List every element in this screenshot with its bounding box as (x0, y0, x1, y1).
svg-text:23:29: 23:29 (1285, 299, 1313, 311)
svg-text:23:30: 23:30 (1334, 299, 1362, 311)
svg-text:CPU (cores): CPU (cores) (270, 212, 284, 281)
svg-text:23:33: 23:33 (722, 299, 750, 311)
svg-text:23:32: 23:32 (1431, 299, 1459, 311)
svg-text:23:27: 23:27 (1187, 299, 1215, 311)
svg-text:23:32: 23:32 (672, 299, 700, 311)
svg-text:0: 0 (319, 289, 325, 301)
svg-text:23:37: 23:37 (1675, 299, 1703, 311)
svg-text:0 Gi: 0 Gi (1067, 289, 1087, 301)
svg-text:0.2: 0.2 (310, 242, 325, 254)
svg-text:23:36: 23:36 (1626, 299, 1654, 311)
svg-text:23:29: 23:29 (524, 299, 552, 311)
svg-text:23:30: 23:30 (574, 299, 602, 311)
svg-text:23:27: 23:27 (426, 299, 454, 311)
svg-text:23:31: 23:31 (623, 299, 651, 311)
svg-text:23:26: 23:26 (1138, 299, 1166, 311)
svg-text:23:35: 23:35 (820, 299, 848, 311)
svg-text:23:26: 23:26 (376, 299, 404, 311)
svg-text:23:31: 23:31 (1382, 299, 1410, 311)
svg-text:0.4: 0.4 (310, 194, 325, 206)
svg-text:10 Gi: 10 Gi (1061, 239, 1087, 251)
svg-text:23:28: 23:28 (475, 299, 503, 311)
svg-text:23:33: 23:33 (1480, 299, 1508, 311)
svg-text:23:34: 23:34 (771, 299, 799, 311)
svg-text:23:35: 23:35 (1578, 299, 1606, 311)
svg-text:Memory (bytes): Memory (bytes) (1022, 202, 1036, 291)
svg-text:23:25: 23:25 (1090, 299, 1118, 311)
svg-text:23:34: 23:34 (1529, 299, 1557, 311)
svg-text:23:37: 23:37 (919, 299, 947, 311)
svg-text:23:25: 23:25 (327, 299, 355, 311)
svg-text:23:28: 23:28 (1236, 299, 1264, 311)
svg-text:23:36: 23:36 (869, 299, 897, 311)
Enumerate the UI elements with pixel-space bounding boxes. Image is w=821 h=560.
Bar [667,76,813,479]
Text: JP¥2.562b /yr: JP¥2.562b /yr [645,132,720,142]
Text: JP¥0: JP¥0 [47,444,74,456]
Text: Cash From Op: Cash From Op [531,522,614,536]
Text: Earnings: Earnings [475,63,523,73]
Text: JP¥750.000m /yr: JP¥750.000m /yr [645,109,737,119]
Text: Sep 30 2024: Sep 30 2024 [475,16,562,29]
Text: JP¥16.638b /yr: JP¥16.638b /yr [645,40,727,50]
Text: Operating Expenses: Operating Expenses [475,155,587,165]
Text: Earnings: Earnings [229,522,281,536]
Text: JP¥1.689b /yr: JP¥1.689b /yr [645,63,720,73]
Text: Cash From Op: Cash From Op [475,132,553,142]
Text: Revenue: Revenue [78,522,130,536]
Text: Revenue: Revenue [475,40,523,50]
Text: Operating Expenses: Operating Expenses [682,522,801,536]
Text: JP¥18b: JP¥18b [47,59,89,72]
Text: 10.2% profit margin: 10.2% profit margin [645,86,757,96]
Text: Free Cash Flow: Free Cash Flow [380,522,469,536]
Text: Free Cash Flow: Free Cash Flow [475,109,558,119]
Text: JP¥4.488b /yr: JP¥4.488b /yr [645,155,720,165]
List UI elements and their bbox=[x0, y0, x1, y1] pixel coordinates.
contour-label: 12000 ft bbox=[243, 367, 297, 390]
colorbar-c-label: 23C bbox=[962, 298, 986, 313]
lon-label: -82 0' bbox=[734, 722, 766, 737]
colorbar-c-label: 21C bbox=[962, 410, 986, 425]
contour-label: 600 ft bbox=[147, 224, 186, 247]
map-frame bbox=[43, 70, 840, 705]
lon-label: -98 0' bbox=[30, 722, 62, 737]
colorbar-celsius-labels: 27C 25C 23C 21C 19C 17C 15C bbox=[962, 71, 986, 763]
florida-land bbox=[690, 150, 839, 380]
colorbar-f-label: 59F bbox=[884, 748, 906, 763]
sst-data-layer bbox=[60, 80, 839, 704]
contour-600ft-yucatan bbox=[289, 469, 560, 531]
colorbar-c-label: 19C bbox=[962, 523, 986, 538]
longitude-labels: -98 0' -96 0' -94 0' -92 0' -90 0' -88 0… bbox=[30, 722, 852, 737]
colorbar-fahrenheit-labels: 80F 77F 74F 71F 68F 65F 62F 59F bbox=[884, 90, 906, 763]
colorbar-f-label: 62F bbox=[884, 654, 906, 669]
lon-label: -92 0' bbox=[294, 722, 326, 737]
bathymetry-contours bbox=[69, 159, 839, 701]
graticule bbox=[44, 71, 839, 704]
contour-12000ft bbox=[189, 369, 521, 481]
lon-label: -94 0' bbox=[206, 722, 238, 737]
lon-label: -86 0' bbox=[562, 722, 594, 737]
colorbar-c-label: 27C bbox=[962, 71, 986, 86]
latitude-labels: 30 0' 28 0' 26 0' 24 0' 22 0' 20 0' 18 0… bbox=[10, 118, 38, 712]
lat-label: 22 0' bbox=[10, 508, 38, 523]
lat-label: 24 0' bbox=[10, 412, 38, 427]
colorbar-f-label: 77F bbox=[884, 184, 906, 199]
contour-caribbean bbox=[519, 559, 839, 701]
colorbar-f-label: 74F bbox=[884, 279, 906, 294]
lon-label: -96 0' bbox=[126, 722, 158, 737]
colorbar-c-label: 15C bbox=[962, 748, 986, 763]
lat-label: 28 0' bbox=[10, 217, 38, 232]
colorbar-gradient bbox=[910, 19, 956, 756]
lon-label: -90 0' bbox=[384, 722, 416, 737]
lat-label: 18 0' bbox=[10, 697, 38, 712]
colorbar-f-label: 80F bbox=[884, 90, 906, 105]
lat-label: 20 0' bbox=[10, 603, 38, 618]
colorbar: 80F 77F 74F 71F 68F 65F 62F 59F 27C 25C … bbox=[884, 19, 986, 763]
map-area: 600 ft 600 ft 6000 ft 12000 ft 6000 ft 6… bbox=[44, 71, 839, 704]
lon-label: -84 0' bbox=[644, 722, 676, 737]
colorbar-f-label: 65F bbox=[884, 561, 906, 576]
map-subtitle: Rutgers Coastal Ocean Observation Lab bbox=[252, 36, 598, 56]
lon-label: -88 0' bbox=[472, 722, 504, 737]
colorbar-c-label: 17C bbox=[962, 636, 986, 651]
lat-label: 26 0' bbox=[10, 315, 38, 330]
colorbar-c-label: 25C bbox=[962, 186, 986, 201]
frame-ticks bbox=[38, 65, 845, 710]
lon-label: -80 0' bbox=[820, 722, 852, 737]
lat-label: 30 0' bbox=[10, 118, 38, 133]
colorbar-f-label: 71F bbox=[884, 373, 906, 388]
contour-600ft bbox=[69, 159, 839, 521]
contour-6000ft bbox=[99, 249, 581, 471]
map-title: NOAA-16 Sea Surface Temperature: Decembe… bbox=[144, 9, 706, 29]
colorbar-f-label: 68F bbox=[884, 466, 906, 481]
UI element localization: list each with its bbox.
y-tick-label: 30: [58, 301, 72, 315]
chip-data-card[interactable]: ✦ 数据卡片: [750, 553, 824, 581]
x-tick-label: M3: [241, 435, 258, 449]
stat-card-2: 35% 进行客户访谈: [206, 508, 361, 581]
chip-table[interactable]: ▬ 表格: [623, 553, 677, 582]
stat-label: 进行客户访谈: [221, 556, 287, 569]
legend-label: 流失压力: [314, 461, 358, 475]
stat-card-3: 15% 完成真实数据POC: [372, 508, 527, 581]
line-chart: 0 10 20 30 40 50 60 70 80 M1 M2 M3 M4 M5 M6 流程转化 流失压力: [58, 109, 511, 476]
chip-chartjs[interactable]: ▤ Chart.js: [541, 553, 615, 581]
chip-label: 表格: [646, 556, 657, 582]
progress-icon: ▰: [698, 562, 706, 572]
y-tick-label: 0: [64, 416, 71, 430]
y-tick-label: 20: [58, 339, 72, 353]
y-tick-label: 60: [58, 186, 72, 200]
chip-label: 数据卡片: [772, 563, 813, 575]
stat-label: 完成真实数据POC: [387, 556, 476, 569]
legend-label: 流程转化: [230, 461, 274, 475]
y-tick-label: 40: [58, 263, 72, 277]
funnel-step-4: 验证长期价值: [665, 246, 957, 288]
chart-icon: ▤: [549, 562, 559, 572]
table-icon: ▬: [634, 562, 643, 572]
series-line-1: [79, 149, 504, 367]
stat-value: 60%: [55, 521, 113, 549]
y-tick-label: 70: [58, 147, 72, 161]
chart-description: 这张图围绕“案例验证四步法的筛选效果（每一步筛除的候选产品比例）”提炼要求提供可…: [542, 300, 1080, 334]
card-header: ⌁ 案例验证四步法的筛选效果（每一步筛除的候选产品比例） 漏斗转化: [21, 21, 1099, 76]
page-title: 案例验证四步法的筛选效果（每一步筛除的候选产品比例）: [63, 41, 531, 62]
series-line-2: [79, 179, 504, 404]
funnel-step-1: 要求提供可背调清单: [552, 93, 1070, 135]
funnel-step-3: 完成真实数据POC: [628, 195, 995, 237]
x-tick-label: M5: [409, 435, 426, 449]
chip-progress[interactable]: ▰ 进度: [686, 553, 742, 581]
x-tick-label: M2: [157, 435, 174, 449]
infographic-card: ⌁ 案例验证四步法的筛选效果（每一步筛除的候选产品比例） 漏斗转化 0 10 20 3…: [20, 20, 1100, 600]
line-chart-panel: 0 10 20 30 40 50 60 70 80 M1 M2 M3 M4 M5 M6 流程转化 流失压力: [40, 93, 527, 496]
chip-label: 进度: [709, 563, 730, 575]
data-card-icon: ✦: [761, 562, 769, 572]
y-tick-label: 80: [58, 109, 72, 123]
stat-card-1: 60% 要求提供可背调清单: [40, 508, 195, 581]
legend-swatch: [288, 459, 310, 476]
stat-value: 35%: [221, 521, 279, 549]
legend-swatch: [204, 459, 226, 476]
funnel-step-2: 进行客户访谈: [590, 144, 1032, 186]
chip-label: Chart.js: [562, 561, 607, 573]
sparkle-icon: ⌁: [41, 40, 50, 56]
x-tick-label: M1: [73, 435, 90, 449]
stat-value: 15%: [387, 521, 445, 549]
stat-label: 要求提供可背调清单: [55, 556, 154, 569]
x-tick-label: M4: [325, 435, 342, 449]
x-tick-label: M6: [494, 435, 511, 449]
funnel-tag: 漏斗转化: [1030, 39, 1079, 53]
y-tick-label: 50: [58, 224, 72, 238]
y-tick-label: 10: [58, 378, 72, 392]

_ _ _

### Set exercise:
Rewrite the material starting at the beginning of the records and ending at the line containing "svg-text:23:35: 23:35 (820, 299, 848, 311)" as a JSON list of strings with one string per line and blank lines omitted.

### Exercise output:
[
  "List every element in this screenshot with its bounding box as (x0, y0, x1, y1).",
  "svg-text:23:29: 23:29 (1285, 299, 1313, 311)",
  "svg-text:23:30: 23:30 (1334, 299, 1362, 311)",
  "svg-text:CPU (cores): CPU (cores) (270, 212, 284, 281)",
  "svg-text:23:33: 23:33 (722, 299, 750, 311)",
  "svg-text:23:32: 23:32 (1431, 299, 1459, 311)",
  "svg-text:23:27: 23:27 (1187, 299, 1215, 311)",
  "svg-text:23:32: 23:32 (672, 299, 700, 311)",
  "svg-text:0: 0 (319, 289, 325, 301)",
  "svg-text:23:37: 23:37 (1675, 299, 1703, 311)",
  "svg-text:0 Gi: 0 Gi (1067, 289, 1087, 301)",
  "svg-text:0.2: 0.2 (310, 242, 325, 254)",
  "svg-text:23:36: 23:36 (1626, 299, 1654, 311)",
  "svg-text:23:29: 23:29 (524, 299, 552, 311)",
  "svg-text:23:30: 23:30 (574, 299, 602, 311)",
  "svg-text:23:27: 23:27 (426, 299, 454, 311)",
  "svg-text:23:31: 23:31 (623, 299, 651, 311)",
  "svg-text:23:26: 23:26 (1138, 299, 1166, 311)",
  "svg-text:23:35: 23:35 (820, 299, 848, 311)"
]